* Task statement
Please write out the complete listing that follows, exactly as it reads.

Dataset excerpt:
* * *

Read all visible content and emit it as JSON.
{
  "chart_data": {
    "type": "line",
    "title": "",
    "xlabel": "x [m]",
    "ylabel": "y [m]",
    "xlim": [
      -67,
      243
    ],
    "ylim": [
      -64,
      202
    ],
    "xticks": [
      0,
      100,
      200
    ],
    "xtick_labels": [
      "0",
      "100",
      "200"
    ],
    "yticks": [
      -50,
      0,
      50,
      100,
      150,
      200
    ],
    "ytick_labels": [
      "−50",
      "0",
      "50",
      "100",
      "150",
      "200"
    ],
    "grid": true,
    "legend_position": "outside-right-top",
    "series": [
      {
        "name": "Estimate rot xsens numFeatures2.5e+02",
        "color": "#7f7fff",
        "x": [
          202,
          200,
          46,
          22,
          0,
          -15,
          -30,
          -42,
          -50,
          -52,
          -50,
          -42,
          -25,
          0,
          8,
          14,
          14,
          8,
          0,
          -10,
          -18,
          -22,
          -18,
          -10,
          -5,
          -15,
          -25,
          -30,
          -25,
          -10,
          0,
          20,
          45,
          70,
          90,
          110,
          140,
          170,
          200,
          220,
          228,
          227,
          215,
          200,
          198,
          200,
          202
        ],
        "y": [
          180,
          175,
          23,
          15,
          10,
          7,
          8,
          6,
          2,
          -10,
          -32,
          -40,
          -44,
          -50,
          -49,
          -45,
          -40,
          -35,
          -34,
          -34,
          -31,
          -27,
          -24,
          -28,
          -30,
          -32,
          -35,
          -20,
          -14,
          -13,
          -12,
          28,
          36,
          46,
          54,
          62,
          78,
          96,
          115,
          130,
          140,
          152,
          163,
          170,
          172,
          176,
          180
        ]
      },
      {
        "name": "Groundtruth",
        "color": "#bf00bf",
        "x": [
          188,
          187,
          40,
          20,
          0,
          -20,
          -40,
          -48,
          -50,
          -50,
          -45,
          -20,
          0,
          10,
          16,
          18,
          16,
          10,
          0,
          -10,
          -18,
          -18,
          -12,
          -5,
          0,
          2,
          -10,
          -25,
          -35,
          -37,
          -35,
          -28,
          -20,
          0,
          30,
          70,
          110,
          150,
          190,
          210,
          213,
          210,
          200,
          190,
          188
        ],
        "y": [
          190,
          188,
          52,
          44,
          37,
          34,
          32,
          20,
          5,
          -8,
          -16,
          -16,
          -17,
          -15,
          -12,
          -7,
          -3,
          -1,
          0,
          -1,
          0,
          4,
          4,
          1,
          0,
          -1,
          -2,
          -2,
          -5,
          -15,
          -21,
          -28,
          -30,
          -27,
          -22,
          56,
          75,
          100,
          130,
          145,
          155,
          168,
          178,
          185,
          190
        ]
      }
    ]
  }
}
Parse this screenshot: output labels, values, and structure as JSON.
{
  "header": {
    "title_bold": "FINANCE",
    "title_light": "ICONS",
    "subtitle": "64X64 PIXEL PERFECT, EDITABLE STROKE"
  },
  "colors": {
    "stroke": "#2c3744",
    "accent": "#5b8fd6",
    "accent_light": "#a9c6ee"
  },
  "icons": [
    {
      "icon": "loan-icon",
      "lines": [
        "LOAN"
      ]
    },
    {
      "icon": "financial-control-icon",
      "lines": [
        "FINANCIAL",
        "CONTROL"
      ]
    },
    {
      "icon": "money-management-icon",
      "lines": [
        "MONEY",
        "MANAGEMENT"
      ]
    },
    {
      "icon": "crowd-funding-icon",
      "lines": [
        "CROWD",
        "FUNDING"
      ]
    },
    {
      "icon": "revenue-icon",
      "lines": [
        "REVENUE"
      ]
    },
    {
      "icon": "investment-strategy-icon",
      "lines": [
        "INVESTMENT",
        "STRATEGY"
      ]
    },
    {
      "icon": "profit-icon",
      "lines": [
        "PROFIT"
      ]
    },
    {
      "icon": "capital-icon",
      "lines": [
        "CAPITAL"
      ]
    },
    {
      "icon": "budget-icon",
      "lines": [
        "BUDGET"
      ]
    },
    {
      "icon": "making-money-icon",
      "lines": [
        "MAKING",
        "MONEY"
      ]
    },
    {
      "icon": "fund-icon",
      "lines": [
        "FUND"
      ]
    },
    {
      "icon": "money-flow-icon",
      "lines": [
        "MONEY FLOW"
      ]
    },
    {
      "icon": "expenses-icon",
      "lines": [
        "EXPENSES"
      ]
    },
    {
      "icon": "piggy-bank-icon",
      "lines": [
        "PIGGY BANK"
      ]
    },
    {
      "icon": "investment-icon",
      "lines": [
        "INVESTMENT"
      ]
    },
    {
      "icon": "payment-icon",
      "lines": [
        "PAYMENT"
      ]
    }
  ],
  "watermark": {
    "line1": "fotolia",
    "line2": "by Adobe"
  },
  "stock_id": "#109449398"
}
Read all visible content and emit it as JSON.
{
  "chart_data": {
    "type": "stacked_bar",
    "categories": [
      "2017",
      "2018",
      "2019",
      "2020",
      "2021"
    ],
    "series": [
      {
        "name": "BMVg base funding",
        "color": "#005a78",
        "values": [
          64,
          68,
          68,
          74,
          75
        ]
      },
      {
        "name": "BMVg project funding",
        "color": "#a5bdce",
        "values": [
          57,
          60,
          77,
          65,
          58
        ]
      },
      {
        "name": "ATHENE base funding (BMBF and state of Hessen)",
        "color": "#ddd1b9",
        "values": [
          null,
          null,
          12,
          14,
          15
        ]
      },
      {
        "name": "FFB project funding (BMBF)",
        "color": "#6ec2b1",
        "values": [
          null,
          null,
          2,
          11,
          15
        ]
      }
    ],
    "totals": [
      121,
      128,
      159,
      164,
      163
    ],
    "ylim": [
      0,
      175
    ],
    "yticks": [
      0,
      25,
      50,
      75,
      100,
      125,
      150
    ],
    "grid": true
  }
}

* * *

* Result
Read all visible content and emit it as JSON.
{
  "chart_data": {
    "type": "line",
    "title": "",
    "xlabel": "x [m]",
    "ylabel": "y [m]",
    "xlim": [
      -67,
      243
    ],
    "ylim": [
      -64,
      202
    ],
    "xticks": [
      0,
      100,
      200
    ],
    "xtick_labels": [
      "0",
      "100",
      "200"
    ],
    "yticks": [
      -50,
      0,
      50,
      100,
      150,
      200
    ],
    "ytick_labels": [
      "−50",
      "0",
      "50",
      "100",
      "150",
      "200"
    ],
    "grid": true,
    "legend_position": "outside-right-top",
    "series": [
      {
        "name": "Estimate rot xsens numFeatures2.5e+02",
        "color": "#7f7fff",
        "x": [
          202,
          200,
          46,
          22,
          0,
          -15,
          -30,
          -42,
          -50,
          -52,
          -50,
          -42,
          -25,
          0,
          8,
          14,
          14,
          8,
          0,
          -10,
          -18,
          -22,
          -18,
          -10,
          -5,
          -15,
          -25,
          -30,
          -25,
          -10,
          0,
          20,
          45,
          70,
          90,
          110,
          140,
          170,
          200,
          220,
          228,
          227,
          215,
          200,
          198,
          200,
          202
        ],
        "y": [
          180,
          175,
          23,
          15,
          10,
          7,
          8,
          6,
          2,
          -10,
          -32,
          -40,
          -44,
          -50,
          -49,
          -45,
          -40,
          -35,
          -34,
          -34,
          -31,
          -27,
          -24,
          -28,
          -30,
          -32,
          -35,
          -20,
          -14,
          -13,
          -12,
          28,
          36,
          46,
          54,
          62,
          78,
          96,
          115,
          130,
          140,
          152,
          163,
          170,
          172,
          176,
          180
        ]
      },
      {
        "name": "Groundtruth",
        "color": "#bf00bf",
        "x": [
          188,
          187,
          40,
          20,
          0,
          -20,
          -40,
          -48,
          -50,
          -50,
          -45,
          -20,
          0,
          10,
          16,
          18,
          16,
          10,
          0,
          -10,
          -18,
          -18,
          -12,
          -5,
          0,
          2,
          -10,
          -25,
          -35,
          -37,
          -35,
          -28,
          -20,
          0,
          30,
          70,
          110,
          150,
          190,
          210,
          213,
          210,
          200,
          190,
          188
        ],
        "y": [
          190,
          188,
          52,
          44,
          37,
          34,
          32,
          20,
          5,
          -8,
          -16,
          -16,
          -17,
          -15,
          -12,
          -7,
          -3,
          -1,
          0,
          -1,
          0,
          4,
          4,
          1,
          0,
          -1,
          -2,
          -2,
          -5,
          -15,
          -21,
          -28,
          -30,
          -27,
          -22,
          56,
          75,
          100,
          130,
          145,
          155,
          168,
          178,
          185,
          190
        ]
      }
    ]
  }
}
Parse this screenshot: output labels, values, and structure as JSON.
{
  "header": {
    "title_bold": "FINANCE",
    "title_light": "ICONS",
    "subtitle": "64X64 PIXEL PERFECT, EDITABLE STROKE"
  },
  "colors": {
    "stroke": "#2c3744",
    "accent": "#5b8fd6",
    "accent_light": "#a9c6ee"
  },
  "icons": [
    {
      "icon": "loan-icon",
      "lines": [
        "LOAN"
      ]
    },
    {
      "icon": "financial-control-icon",
      "lines": [
        "FINANCIAL",
        "CONTROL"
      ]
    },
    {
      "icon": "money-management-icon",
      "lines": [
        "MONEY",
        "MANAGEMENT"
      ]
    },
    {
      "icon": "crowd-funding-icon",
      "lines": [
        "CROWD",
        "FUNDING"
      ]
    },
    {
      "icon": "revenue-icon",
      "lines": [
        "REVENUE"
      ]
    },
    {
      "icon": "investment-strategy-icon",
      "lines": [
        "INVESTMENT",
        "STRATEGY"
      ]
    },
    {
      "icon": "profit-icon",
      "lines": [
        "PROFIT"
      ]
    },
    {
      "icon": "capital-icon",
      "lines": [
        "CAPITAL"
      ]
    },
    {
      "icon": "budget-icon",
      "lines": [
        "BUDGET"
      ]
    },
    {
      "icon": "making-money-icon",
      "lines": [
        "MAKING",
        "MONEY"
      ]
    },
    {
      "icon": "fund-icon",
      "lines": [
        "FUND"
      ]
    },
    {
      "icon": "money-flow-icon",
      "lines": [
        "MONEY FLOW"
      ]
    },
    {
      "icon": "expenses-icon",
      "lines": [
        "EXPENSES"
      ]
    },
    {
      "icon": "piggy-bank-icon",
      "lines": [
        "PIGGY BANK"
      ]
    },
    {
      "icon": "investment-icon",
      "lines": [
        "INVESTMENT"
      ]
    },
    {
      "icon": "payment-icon",
      "lines": [
        "PAYMENT"
      ]
    }
  ],
  "watermark": {
    "line1": "fotolia",
    "line2": "by Adobe"
  },
  "stock_id": "#109449398"
}
Read all visible content and emit it as JSON.
{
  "chart_data": {
    "type": "stacked_bar",
    "categories": [
      "2017",
      "2018",
      "2019",
      "2020",
      "2021"
    ],
    "series": [
      {
        "name": "BMVg base funding",
        "color": "#005a78",
        "values": [
          64,
          68,
          68,
          74,
          75
        ]
      },
      {
        "name": "BMVg project funding",
        "color": "#a5bdce",
        "values": [
          57,
          60,
          77,
          65,
          58
        ]
      },
      {
        "name": "ATHENE base funding (BMBF and state of Hessen)",
        "color": "#ddd1b9",
        "values": [
          null,
          null,
          12,
          14,
          15
        ]
      },
      {
        "name": "FFB project funding (BMBF)",
        "color": "#6ec2b1",
        "values": [
          null,
          null,
          2,
          11,
          15
        ]
      }
    ],
    "totals": [
      121,
      128,
      159,
      164,
      163
    ],
    "ylim": [
      0,
      175
    ],
    "yticks": [
      0,
      25,
      50,
      75,
      100,
      125,
      150
    ],
    "grid": true
  }
}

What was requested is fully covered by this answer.